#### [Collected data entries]

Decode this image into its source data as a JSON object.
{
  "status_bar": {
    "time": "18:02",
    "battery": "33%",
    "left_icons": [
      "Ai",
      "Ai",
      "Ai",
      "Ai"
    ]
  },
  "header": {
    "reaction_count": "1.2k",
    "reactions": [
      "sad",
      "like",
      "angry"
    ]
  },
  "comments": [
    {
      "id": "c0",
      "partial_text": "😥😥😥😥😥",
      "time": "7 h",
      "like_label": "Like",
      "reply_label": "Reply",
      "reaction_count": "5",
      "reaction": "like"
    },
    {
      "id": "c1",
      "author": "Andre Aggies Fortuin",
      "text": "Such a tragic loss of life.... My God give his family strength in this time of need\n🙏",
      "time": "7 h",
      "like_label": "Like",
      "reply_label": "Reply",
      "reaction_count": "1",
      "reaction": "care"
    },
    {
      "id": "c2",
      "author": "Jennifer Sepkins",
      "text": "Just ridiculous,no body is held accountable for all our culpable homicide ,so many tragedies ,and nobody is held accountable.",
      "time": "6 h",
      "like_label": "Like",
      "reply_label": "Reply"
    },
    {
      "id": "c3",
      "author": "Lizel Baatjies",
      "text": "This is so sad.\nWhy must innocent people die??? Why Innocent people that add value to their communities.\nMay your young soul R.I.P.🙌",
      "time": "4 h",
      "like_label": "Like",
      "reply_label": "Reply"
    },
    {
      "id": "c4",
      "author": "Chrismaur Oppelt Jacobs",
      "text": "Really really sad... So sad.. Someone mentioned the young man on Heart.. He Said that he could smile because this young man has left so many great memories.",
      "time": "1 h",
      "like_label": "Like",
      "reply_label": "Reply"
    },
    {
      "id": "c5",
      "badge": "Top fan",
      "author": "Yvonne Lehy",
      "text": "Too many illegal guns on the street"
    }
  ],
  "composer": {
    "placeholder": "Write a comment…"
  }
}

#### [Task description]
Working from the material above, retype it in its entirety without change.

#### [Answer to the problem]
Decode this image into its source data as a JSON object.
{
  "status_bar": {
    "time": "18:02",
    "battery": "33%",
    "left_icons": [
      "Ai",
      "Ai",
      "Ai",
      "Ai"
    ]
  },
  "header": {
    "reaction_count": "1.2k",
    "reactions": [
      "sad",
      "like",
      "angry"
    ]
  },
  "comments": [
    {
      "id": "c0",
      "partial_text": "😥😥😥😥😥",
      "time": "7 h",
      "like_label": "Like",
      "reply_label": "Reply",
      "reaction_count": "5",
      "reaction": "like"
    },
    {
      "id": "c1",
      "author": "Andre Aggies Fortuin",
      "text": "Such a tragic loss of life.... My God give his family strength in this time of need\n🙏",
      "time": "7 h",
      "like_label": "Like",
      "reply_label": "Reply",
      "reaction_count": "1",
      "reaction": "care"
    },
    {
      "id": "c2",
      "author": "Jennifer Sepkins",
      "text": "Just ridiculous,no body is held accountable for all our culpable homicide ,so many tragedies ,and nobody is held accountable.",
      "time": "6 h",
      "like_label": "Like",
      "reply_label": "Reply"
    },
    {
      "id": "c3",
      "author": "Lizel Baatjies",
      "text": "This is so sad.\nWhy must innocent people die??? Why Innocent people that add value to their communities.\nMay your young soul R.I.P.🙌",
      "time": "4 h",
      "like_label": "Like",
      "reply_label": "Reply"
    },
    {
      "id": "c4",
      "author": "Chrismaur Oppelt Jacobs",
      "text": "Really really sad... So sad.. Someone mentioned the young man on Heart.. He Said that he could smile because this young man has left so many great memories.",
      "time": "1 h",
      "like_label": "Like",
      "reply_label": "Reply"
    },
    {
      "id": "c5",
      "badge": "Top fan",
      "author": "Yvonne Lehy",
      "text": "Too many illegal guns on the street"
    }
  ],
  "composer": {
    "placeholder": "Write a comment…"
  }
}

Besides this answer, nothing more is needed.